**Your objective**
Copy out each line below exactly as it appears.

+++ Material for the task

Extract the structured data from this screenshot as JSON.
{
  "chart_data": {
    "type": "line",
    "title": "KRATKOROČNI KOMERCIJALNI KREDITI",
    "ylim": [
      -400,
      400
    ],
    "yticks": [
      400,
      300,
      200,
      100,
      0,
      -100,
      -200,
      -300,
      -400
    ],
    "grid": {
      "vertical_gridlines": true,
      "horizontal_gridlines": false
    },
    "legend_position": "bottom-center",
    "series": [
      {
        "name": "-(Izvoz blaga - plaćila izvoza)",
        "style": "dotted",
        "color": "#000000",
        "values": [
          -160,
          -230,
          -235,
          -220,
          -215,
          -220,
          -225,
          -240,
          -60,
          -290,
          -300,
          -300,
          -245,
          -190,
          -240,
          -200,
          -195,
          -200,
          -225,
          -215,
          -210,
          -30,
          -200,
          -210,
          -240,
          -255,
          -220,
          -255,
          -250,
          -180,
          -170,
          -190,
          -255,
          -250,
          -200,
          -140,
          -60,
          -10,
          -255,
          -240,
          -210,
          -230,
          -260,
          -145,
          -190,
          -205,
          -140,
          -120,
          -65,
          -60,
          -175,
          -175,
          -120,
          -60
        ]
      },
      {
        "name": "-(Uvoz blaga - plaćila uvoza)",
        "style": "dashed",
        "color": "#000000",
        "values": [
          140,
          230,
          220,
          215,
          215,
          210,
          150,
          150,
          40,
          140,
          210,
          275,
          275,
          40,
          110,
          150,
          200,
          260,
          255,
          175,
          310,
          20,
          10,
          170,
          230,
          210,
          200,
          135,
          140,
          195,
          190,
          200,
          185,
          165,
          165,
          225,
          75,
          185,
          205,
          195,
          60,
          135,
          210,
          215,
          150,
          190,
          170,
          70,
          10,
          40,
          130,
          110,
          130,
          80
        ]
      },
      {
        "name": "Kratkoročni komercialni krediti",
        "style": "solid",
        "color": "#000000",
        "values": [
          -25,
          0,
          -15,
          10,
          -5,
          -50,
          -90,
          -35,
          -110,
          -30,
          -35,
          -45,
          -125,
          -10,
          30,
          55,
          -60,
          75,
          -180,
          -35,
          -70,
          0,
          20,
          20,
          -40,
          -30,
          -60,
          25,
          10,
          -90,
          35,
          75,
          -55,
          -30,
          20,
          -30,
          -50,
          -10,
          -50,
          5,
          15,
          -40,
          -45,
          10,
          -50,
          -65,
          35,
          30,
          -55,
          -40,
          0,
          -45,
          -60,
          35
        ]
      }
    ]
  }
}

++++++

**Output of the task**
Extract the structured data from this screenshot as JSON.
{
  "chart_data": {
    "type": "line",
    "title": "KRATKOROČNI KOMERCIJALNI KREDITI",
    "ylim": [
      -400,
      400
    ],
    "yticks": [
      400,
      300,
      200,
      100,
      0,
      -100,
      -200,
      -300,
      -400
    ],
    "grid": {
      "vertical_gridlines": true,
      "horizontal_gridlines": false
    },
    "legend_position": "bottom-center",
    "series": [
      {
        "name": "-(Izvoz blaga - plaćila izvoza)",
        "style": "dotted",
        "color": "#000000",
        "values": [
          -160,
          -230,
          -235,
          -220,
          -215,
          -220,
          -225,
          -240,
          -60,
          -290,
          -300,
          -300,
          -245,
          -190,
          -240,
          -200,
          -195,
          -200,
          -225,
          -215,
          -210,
          -30,
          -200,
          -210,
          -240,
          -255,
          -220,
          -255,
          -250,
          -180,
          -170,
          -190,
          -255,
          -250,
          -200,
          -140,
          -60,
          -10,
          -255,
          -240,
          -210,
          -230,
          -260,
          -145,
          -190,
          -205,
          -140,
          -120,
          -65,
          -60,
          -175,
          -175,
          -120,
          -60
        ]
      },
      {
        "name": "-(Uvoz blaga - plaćila uvoza)",
        "style": "dashed",
        "color": "#000000",
        "values": [
          140,
          230,
          220,
          215,
          215,
          210,
          150,
          150,
          40,
          140,
          210,
          275,
          275,
          40,
          110,
          150,
          200,
          260,
          255,
          175,
          310,
          20,
          10,
          170,
          230,
          210,
          200,
          135,
          140,
          195,
          190,
          200,
          185,
          165,
          165,
          225,
          75,
          185,
          205,
          195,
          60,
          135,
          210,
          215,
          150,
          190,
          170,
          70,
          10,
          40,
          130,
          110,
          130,
          80
        ]
      },
      {
        "name": "Kratkoročni komercialni krediti",
        "style": "solid",
        "color": "#000000",
        "values": [
          -25,
          0,
          -15,
          10,
          -5,
          -50,
          -90,
          -35,
          -110,
          -30,
          -35,
          -45,
          -125,
          -10,
          30,
          55,
          -60,
          75,
          -180,
          -35,
          -70,
          0,
          20,
          20,
          -40,
          -30,
          -60,
          25,
          10,
          -90,
          35,
          75,
          -55,
          -30,
          20,
          -30,
          -50,
          -10,
          -50,
          5,
          15,
          -40,
          -45,
          10,
          -50,
          -65,
          35,
          30,
          -55,
          -40,
          0,
          -45,
          -60,
          35
        ]
      }
    ]
  }
}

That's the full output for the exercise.